-------- Excerpted records
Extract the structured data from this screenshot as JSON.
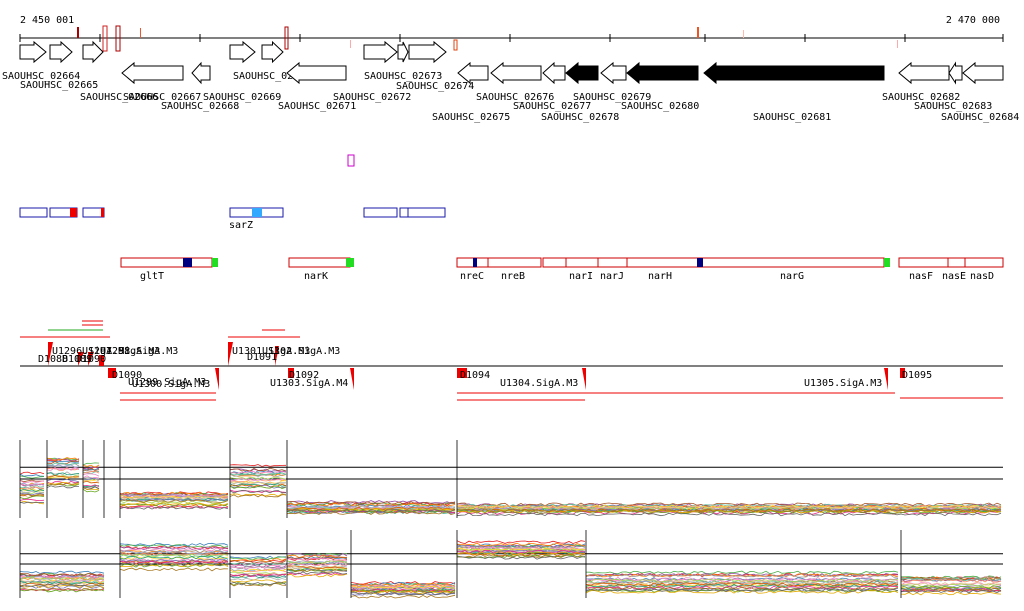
{
  "axis": {
    "start_label": "2 450 001",
    "end_label": "2 470 000",
    "start": 2450001,
    "end": 2470000
  },
  "genes": [
    {
      "id": "SAOUHSC_02664",
      "strand": "+",
      "filled": false
    },
    {
      "id": "SAOUHSC_02665",
      "strand": "+",
      "filled": false
    },
    {
      "id": "SAOUHSC_02666",
      "strand": "+",
      "filled": false
    },
    {
      "id": "SAOUHSC_02667",
      "strand": "-",
      "filled": false
    },
    {
      "id": "SAOUHSC_02668",
      "strand": "-",
      "filled": false
    },
    {
      "id": "SAOUHSC_02669",
      "strand": "+",
      "filled": false
    },
    {
      "id": "SAOUHSC_02670",
      "strand": "+",
      "filled": false
    },
    {
      "id": "SAOUHSC_02671",
      "strand": "-",
      "filled": false
    },
    {
      "id": "SAOUHSC_02672",
      "strand": "+",
      "filled": false
    },
    {
      "id": "SAOUHSC_02673",
      "strand": "+",
      "filled": false
    },
    {
      "id": "SAOUHSC_02674",
      "strand": "+",
      "filled": false
    },
    {
      "id": "SAOUHSC_02675",
      "strand": "-",
      "filled": false
    },
    {
      "id": "SAOUHSC_02676",
      "strand": "-",
      "filled": false
    },
    {
      "id": "SAOUHSC_02677",
      "strand": "-",
      "filled": false
    },
    {
      "id": "SAOUHSC_02678",
      "strand": "-",
      "filled": true
    },
    {
      "id": "SAOUHSC_02679",
      "strand": "-",
      "filled": false
    },
    {
      "id": "SAOUHSC_02680",
      "strand": "-",
      "filled": true
    },
    {
      "id": "SAOUHSC_02681",
      "strand": "-",
      "filled": true
    },
    {
      "id": "SAOUHSC_02682",
      "strand": "-",
      "filled": false
    },
    {
      "id": "SAOUHSC_02683",
      "strand": "-",
      "filled": false
    },
    {
      "id": "SAOUHSC_02684",
      "strand": "-",
      "filled": false
    }
  ],
  "blue_features": [
    {
      "label": ""
    },
    {
      "label": ""
    },
    {
      "label": ""
    },
    {
      "label": "sarZ"
    },
    {
      "label": ""
    },
    {
      "label": ""
    }
  ],
  "operons": [
    {
      "name": "gltT"
    },
    {
      "name": "narK"
    },
    {
      "name": "nreC"
    },
    {
      "name": "nreB"
    },
    {
      "name": "narI"
    },
    {
      "name": "narJ"
    },
    {
      "name": "narH"
    },
    {
      "name": "narG"
    },
    {
      "name": "nasF"
    },
    {
      "name": "nasE"
    },
    {
      "name": "nasD"
    }
  ],
  "segments": {
    "upper": [
      "U1296.SigA.M3",
      "U1297.SigA.M3",
      "U1298.SigA.M3",
      "U1301.SigA.M3",
      "U1302.SigA.M3"
    ],
    "upper_D": [
      "D1088",
      "D1089",
      "D1090",
      "D1091"
    ],
    "lower_D": [
      "D1090",
      "D1092",
      "D1094",
      "D1095"
    ],
    "lower": [
      "U1299.SigA.M3",
      "U1300.SigA.M3",
      "U1303.SigA.M4",
      "U1304.SigA.M3",
      "U1305.SigA.M3"
    ]
  },
  "colors": {
    "gene_outline": "#000000",
    "feature_blue": "#1a1aa8",
    "operon_red": "#cc0000",
    "marker_green": "#22dd22",
    "marker_navy": "#000080",
    "highlight_cyan": "#33aaff",
    "magenta": "#cc00cc"
  }
}
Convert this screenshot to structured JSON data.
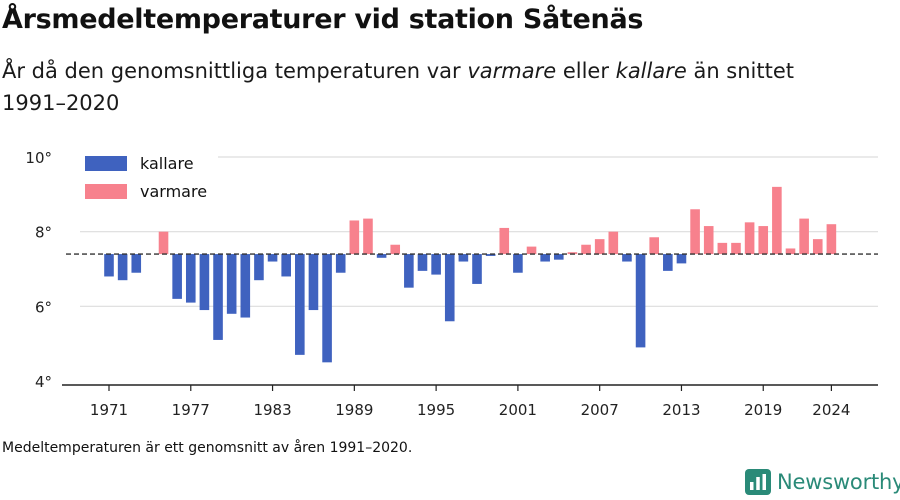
{
  "title": "Årsmedeltemperaturer vid station Såtenäs",
  "subtitle": {
    "part1": "År då den genomsnittliga temperaturen var ",
    "warm_word": "varmare",
    "part2": " eller ",
    "cold_word": "kallare",
    "part3": " än snittet 1991–2020"
  },
  "note": "Medeltemperaturen är ett genomsnitt av åren 1991–2020.",
  "brand": "Newsworthy",
  "colors": {
    "kallare": "#3f62bf",
    "varmare": "#f7818d",
    "brand": "#2a8a78",
    "grid": "#dddddd"
  },
  "chart_data": {
    "type": "bar",
    "baseline": 7.4,
    "ylim": [
      4,
      10
    ],
    "yticks": [
      4,
      6,
      8,
      10
    ],
    "ytick_labels": [
      "4°",
      "6°",
      "8°",
      "10°"
    ],
    "xtick_years": [
      1971,
      1977,
      1983,
      1989,
      1995,
      2001,
      2007,
      2013,
      2019,
      2024
    ],
    "xtick_labels": [
      "1971",
      "1977",
      "1983",
      "1989",
      "1995",
      "2001",
      "2007",
      "2013",
      "2019",
      "2024"
    ],
    "legend": [
      {
        "key": "kallare",
        "label": "kallare"
      },
      {
        "key": "varmare",
        "label": "varmare"
      }
    ],
    "legend_position": "top-left",
    "grid": true,
    "years": [
      1971,
      1972,
      1973,
      1974,
      1975,
      1976,
      1977,
      1978,
      1979,
      1980,
      1981,
      1982,
      1983,
      1984,
      1985,
      1986,
      1987,
      1988,
      1989,
      1990,
      1991,
      1992,
      1993,
      1994,
      1995,
      1996,
      1997,
      1998,
      1999,
      2000,
      2001,
      2002,
      2003,
      2004,
      2005,
      2006,
      2007,
      2008,
      2009,
      2010,
      2011,
      2012,
      2013,
      2014,
      2015,
      2016,
      2017,
      2018,
      2019,
      2020,
      2021,
      2022,
      2023,
      2024
    ],
    "values": [
      6.8,
      6.7,
      6.9,
      null,
      8.0,
      6.2,
      6.1,
      5.9,
      5.1,
      5.8,
      5.7,
      6.7,
      7.2,
      6.8,
      4.7,
      5.9,
      4.5,
      6.9,
      8.3,
      8.35,
      7.3,
      7.65,
      6.5,
      6.95,
      6.85,
      5.6,
      7.2,
      6.6,
      7.35,
      8.1,
      6.9,
      7.6,
      7.2,
      7.25,
      7.45,
      7.65,
      7.8,
      8.0,
      7.2,
      4.9,
      7.85,
      6.95,
      7.15,
      8.6,
      8.15,
      7.7,
      7.7,
      8.25,
      8.15,
      9.2,
      7.55,
      8.35,
      7.8,
      8.2
    ]
  }
}
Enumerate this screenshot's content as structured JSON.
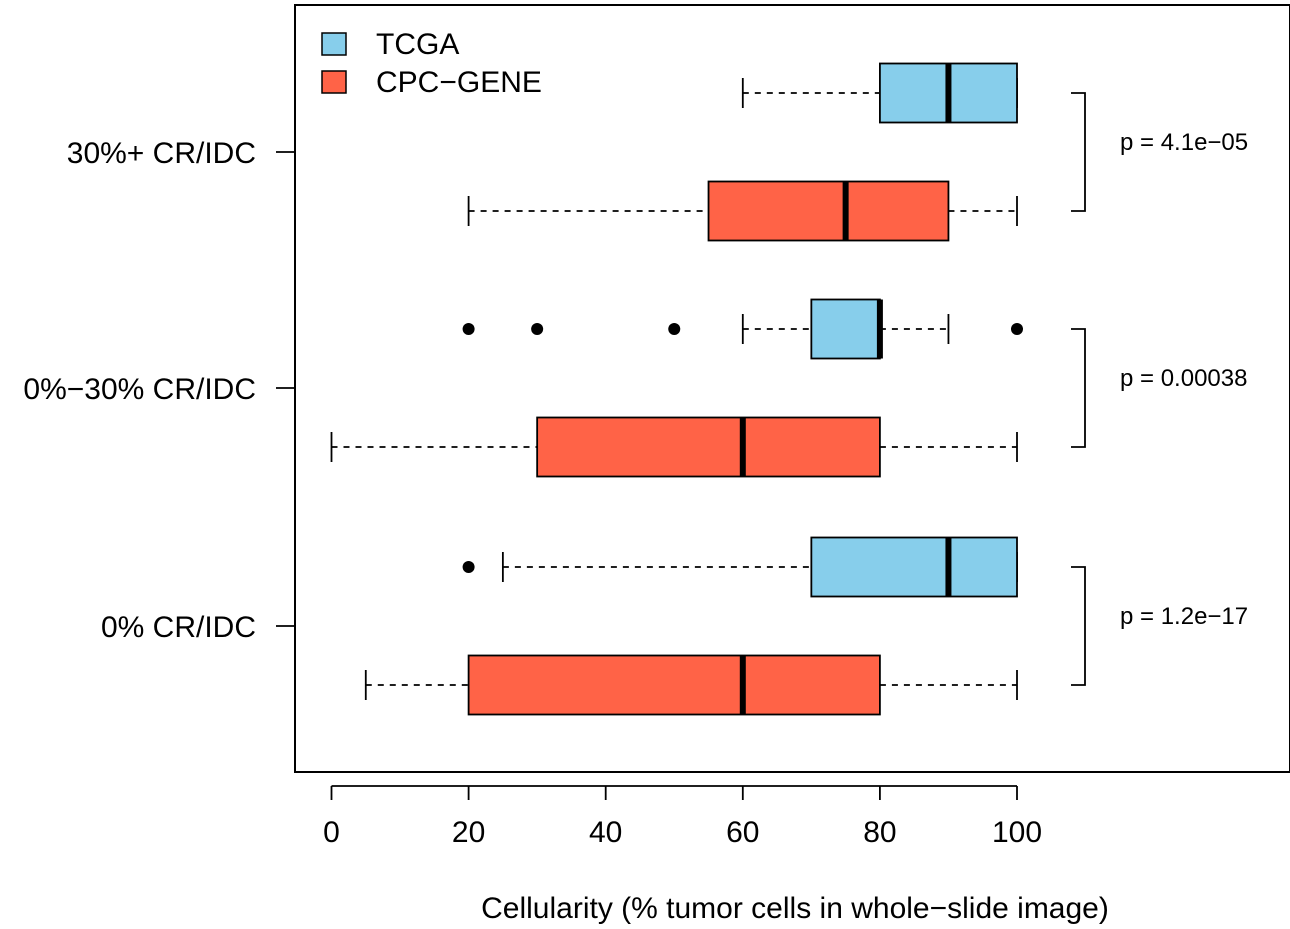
{
  "chart_data": {
    "type": "boxplot",
    "orientation": "horizontal",
    "xlabel": "Cellularity (% tumor cells in whole−slide image)",
    "xticks": [
      0,
      20,
      40,
      60,
      80,
      100
    ],
    "xlim": [
      -10,
      140
    ],
    "categories": [
      "0% CR/IDC",
      "0%−30% CR/IDC",
      "30%+ CR/IDC"
    ],
    "series": [
      {
        "name": "TCGA",
        "color": "#87CEEB",
        "boxes": [
          {
            "category": "0% CR/IDC",
            "whisker_low": 25,
            "q1": 70,
            "median": 90,
            "q3": 100,
            "whisker_high": 100,
            "outliers": [
              20
            ]
          },
          {
            "category": "0%−30% CR/IDC",
            "whisker_low": 60,
            "q1": 70,
            "median": 80,
            "q3": 80,
            "whisker_high": 90,
            "outliers": [
              20,
              30,
              50,
              100
            ]
          },
          {
            "category": "30%+ CR/IDC",
            "whisker_low": 60,
            "q1": 80,
            "median": 90,
            "q3": 100,
            "whisker_high": 100,
            "outliers": []
          }
        ]
      },
      {
        "name": "CPC−GENE",
        "color": "#FF6347",
        "boxes": [
          {
            "category": "0% CR/IDC",
            "whisker_low": 5,
            "q1": 20,
            "median": 60,
            "q3": 80,
            "whisker_high": 100,
            "outliers": []
          },
          {
            "category": "0%−30% CR/IDC",
            "whisker_low": 0,
            "q1": 30,
            "median": 60,
            "q3": 80,
            "whisker_high": 100,
            "outliers": []
          },
          {
            "category": "30%+ CR/IDC",
            "whisker_low": 20,
            "q1": 55,
            "median": 75,
            "q3": 90,
            "whisker_high": 100,
            "outliers": []
          }
        ]
      }
    ],
    "pvalues": [
      {
        "category": "0% CR/IDC",
        "label": "p = 1.2e−17"
      },
      {
        "category": "0%−30% CR/IDC",
        "label": "p = 0.00038"
      },
      {
        "category": "30%+ CR/IDC",
        "label": "p = 4.1e−05"
      }
    ],
    "legend": {
      "position": "top-left",
      "entries": [
        "TCGA",
        "CPC−GENE"
      ]
    }
  }
}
----------------
What to work on> Every line of the listing that includes the word "left" must be copied.

Response to this exercise>
    "legend_position": "top-left",
      "position": "top-left",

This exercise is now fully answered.